**Request 1**
From the listing below, copy each line that contains the string "FPCB".

* BEGIN Excerpted text *

Grading will be based on 

  * correct behavior of the required functions,
  * readability of the notebook,
  * effort in making interesting observations, and in formatting your notebook,
  * testing your code on two different classification data sets of your choice.

In [21]:
%run -i A4grader.py


   Testing   model = trainLDA(X,T)
             accuracy = evaluateLDA(model,X,T)

20/20 points. Accuracy is within 10 of correct value 50%

   Testing   model = trainNN(X,T, [[5],100])
             accuracy = evaluateNN(model,X,T)

30/30 points. Accuracy is within 10 of correct value 100%

  Testing
    resultsNN = ml.trainValidateTestKFoldsClassification( trainNN,evaluateNN, X,T, 
                                                          [ [ [0], 5], [ [10], 100] ],
                                                          nFolds=3, shuffle=False,verbose=False)
    bestParms = [row[0] for row in resultsNN]


30/30 points. You correctly find the best parameters to be [[10],100] for each fold.

a4 CODING GRADE is 80/80

a4 WRITING GRADE is ??/20

a4 FINAL GRADE is ??/100

Remember, this python script is just an example of how your code will be graded.
Do not be satisfied with an 80% from running this script.  Write and run additional
tests of your own design.

* END Excerpted text *
* BEGIN Data shown *

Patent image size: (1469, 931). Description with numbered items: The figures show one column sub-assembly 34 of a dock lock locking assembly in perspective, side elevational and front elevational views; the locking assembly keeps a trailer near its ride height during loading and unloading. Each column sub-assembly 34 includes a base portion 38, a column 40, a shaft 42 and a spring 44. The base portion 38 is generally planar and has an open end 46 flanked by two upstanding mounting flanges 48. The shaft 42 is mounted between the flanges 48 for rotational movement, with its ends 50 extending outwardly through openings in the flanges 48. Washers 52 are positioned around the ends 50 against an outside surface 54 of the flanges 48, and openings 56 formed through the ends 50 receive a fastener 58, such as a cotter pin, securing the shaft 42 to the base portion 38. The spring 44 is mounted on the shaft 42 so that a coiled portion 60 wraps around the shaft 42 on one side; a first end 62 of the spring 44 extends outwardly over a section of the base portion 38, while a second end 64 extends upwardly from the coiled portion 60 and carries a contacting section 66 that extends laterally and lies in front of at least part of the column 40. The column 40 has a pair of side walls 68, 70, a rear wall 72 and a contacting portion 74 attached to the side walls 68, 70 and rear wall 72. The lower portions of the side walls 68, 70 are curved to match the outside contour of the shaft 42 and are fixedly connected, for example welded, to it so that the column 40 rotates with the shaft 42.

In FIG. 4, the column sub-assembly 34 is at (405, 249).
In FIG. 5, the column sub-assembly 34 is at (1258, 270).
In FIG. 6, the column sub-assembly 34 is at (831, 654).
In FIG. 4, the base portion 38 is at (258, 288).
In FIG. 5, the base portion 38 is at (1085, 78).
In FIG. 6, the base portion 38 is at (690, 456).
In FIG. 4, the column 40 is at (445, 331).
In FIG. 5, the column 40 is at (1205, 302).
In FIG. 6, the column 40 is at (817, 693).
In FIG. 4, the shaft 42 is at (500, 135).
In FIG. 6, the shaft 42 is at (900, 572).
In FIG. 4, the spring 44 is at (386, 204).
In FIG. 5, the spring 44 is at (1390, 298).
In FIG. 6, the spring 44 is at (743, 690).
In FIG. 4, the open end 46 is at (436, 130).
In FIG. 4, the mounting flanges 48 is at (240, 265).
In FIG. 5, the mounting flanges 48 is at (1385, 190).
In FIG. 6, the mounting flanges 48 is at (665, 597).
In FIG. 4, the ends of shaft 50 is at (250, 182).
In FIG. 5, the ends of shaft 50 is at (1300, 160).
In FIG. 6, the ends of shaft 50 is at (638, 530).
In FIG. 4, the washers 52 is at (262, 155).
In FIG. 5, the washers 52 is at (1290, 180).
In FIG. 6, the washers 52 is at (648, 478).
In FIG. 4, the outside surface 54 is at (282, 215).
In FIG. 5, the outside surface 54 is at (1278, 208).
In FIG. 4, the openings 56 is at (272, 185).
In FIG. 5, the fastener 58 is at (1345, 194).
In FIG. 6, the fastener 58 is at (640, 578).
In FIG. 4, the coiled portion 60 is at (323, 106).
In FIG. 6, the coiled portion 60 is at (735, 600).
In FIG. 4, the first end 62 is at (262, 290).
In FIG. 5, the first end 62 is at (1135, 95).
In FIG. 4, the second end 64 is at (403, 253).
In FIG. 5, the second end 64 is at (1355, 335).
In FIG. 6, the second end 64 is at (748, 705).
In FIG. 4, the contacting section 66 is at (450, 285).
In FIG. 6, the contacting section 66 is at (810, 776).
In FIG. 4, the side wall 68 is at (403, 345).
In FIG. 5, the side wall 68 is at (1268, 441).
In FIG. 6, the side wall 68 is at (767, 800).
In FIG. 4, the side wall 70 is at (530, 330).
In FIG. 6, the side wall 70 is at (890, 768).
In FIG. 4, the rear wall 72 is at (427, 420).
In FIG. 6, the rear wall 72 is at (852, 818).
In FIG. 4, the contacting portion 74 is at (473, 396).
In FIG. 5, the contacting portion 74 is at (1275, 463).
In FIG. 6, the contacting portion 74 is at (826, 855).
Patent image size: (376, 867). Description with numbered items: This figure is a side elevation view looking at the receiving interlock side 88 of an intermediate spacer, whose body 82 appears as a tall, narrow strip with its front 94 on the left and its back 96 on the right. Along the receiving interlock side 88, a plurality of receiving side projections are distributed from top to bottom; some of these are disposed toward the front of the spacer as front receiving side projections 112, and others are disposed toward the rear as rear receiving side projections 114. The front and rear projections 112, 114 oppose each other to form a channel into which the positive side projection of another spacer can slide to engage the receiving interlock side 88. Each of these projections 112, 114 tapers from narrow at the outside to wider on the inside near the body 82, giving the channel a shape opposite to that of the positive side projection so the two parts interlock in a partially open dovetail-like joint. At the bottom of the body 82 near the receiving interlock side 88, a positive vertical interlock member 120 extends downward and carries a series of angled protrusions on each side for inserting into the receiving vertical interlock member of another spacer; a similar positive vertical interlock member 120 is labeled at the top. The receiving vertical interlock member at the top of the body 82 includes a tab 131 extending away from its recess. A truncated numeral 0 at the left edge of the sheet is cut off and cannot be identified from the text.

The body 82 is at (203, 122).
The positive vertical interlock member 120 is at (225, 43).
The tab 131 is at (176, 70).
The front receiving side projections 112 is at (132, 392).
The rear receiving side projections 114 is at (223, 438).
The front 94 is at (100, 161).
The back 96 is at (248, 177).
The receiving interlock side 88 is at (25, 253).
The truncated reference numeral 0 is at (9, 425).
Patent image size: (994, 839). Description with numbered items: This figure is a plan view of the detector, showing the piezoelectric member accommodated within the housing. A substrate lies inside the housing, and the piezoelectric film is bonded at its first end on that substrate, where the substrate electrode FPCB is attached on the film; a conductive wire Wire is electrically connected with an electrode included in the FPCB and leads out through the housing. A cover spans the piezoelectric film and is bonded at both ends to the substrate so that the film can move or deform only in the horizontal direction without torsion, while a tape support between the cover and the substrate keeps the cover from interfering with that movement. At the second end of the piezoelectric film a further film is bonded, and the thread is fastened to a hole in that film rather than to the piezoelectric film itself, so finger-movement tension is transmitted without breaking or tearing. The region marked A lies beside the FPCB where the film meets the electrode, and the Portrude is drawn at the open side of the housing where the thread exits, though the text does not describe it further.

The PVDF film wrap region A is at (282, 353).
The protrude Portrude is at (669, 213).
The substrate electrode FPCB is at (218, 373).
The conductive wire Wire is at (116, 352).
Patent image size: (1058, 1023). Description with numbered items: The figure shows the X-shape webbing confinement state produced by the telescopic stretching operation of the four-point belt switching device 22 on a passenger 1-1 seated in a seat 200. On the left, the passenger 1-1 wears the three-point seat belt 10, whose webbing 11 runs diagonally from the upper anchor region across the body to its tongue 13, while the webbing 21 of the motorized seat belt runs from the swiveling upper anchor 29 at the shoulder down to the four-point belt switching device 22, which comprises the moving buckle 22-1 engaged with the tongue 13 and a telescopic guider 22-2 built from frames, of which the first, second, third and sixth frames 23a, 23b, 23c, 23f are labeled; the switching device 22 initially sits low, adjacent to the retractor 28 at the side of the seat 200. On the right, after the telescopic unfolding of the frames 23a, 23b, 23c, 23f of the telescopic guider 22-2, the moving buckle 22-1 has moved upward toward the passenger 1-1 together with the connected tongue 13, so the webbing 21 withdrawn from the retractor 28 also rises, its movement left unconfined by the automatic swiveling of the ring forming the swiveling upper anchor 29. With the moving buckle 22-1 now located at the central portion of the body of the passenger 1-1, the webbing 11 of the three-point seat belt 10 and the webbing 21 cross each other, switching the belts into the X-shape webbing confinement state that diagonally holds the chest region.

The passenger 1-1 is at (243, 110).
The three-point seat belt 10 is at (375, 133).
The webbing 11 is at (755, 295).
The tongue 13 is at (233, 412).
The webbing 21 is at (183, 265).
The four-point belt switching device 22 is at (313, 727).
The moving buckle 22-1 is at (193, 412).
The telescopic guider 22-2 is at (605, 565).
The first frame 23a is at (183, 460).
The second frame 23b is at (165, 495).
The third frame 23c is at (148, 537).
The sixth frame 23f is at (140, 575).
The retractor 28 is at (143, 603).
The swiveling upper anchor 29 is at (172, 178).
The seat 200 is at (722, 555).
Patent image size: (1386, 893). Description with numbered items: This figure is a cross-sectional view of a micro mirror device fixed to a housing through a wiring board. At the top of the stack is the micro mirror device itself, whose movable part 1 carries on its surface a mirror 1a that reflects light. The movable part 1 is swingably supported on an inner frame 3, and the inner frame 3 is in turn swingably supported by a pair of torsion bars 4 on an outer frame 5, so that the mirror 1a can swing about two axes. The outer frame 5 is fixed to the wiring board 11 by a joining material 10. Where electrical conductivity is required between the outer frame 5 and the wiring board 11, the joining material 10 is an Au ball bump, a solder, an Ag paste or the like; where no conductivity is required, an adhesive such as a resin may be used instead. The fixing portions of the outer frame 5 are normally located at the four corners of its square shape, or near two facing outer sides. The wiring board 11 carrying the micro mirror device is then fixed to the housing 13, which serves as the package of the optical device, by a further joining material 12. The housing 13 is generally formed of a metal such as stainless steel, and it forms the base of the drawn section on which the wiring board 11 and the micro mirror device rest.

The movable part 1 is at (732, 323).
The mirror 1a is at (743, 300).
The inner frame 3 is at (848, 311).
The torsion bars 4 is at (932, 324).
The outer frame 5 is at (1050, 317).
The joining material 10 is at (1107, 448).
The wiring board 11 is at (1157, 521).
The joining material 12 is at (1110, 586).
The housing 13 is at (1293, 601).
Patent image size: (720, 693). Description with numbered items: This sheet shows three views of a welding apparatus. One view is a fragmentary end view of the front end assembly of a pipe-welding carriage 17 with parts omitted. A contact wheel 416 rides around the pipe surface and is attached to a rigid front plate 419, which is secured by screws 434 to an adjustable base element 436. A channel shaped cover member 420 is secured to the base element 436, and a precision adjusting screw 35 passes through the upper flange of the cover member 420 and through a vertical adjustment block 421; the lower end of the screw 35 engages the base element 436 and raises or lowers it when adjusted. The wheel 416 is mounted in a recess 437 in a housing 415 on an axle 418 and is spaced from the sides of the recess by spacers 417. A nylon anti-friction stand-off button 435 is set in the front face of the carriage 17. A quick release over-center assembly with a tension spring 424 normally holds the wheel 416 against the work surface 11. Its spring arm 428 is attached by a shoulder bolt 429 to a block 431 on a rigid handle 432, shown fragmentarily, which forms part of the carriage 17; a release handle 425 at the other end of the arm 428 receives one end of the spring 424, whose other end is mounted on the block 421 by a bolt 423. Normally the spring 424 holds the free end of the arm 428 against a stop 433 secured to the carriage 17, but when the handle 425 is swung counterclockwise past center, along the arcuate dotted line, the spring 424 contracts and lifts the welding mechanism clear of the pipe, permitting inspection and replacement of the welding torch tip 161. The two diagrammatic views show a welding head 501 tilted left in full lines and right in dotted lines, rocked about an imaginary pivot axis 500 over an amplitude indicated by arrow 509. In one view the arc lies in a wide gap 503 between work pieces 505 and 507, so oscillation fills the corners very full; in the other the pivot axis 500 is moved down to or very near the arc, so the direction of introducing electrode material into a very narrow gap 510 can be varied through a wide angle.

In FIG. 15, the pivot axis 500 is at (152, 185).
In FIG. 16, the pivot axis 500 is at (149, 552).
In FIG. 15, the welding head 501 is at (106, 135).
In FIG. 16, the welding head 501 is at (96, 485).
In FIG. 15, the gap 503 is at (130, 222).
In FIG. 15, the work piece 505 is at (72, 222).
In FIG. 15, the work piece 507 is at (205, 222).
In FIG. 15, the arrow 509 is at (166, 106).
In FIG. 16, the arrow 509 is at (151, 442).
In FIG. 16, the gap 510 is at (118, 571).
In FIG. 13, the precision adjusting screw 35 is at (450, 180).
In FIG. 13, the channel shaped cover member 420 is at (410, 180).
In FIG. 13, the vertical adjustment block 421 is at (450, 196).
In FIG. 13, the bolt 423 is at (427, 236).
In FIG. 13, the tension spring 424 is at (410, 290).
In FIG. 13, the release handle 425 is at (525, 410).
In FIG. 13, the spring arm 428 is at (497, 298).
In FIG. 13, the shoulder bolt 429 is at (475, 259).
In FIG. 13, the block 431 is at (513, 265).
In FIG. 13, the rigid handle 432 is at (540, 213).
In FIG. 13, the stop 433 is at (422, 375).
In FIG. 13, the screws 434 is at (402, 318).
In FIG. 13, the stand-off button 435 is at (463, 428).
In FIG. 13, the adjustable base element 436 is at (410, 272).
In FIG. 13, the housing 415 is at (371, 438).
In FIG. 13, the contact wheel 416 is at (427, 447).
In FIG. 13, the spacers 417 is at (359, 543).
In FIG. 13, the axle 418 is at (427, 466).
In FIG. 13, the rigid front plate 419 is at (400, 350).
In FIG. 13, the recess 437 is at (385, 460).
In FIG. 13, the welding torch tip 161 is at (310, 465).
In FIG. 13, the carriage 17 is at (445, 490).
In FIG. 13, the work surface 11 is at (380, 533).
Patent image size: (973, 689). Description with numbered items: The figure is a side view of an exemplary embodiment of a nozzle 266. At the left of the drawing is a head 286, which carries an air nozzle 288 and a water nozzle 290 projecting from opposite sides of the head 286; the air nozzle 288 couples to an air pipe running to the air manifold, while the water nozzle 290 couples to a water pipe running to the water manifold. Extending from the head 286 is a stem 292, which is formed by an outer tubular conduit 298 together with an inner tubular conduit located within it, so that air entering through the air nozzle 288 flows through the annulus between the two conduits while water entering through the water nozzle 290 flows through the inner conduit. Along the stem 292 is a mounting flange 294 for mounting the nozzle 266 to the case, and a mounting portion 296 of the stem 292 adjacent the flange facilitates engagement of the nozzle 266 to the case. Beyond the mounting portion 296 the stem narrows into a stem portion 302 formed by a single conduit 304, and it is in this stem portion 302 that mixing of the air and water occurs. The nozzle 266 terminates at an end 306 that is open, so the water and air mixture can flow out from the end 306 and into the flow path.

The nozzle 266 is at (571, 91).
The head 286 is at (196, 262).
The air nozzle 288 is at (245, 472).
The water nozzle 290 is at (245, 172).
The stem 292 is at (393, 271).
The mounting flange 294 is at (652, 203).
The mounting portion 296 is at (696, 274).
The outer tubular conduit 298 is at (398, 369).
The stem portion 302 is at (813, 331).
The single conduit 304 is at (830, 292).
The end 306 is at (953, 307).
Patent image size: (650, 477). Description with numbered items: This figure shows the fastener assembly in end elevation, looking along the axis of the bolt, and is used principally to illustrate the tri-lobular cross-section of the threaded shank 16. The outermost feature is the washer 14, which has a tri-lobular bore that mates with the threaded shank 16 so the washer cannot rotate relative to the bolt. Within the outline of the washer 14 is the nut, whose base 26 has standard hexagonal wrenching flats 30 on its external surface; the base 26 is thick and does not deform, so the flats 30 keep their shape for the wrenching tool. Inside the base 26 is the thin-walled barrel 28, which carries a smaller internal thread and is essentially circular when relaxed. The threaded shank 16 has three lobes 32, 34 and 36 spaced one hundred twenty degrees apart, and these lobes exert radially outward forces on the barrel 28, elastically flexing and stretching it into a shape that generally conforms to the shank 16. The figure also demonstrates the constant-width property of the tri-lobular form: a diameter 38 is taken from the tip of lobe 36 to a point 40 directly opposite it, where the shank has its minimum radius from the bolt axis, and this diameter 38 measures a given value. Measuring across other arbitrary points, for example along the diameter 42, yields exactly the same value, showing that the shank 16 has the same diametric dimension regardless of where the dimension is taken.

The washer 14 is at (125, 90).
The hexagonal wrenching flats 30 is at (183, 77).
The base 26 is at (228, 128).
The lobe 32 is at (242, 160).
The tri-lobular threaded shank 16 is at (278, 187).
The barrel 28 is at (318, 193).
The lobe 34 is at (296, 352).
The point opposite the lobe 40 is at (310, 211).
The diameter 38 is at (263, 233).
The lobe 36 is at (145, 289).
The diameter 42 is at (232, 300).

* END Data shown *

**Request 2**
According to the excerpted text, which best parameters did the grader find for each fold?

**Answer 1**
Patent image size: (994, 839). Description with numbered items: This figure is a plan view of the detector, showing the piezoelectric member accommodated within the housing. A substrate lies inside the housing, and the piezoelectric film is bonded at its first end on that substrate, where the substrate electrode FPCB is attached on the film; a conductive wire Wire is electrically connected with an electrode included in the FPCB and leads out through the housing. A cover spans the piezoelectric film and is bonded at both ends to the substrate so that the film can move or deform only in the horizontal direction without torsion, while a tape support between the cover and the substrate keeps the cover from interfering with that movement. At the second end of the piezoelectric film a further film is bonded, and the thread is fastened to a hole in that film rather than to the piezoelectric film itself, so finger-movement tension is transmitted without breaking or tearing. The region marked A lies beside the FPCB where the film meets the electrode, and the Portrude is drawn at the open side of the housing where the thread exits, though the text does not describe it further.
The substrate electrode FPCB is at (218, 373).

**Answer 2**
[[10],100]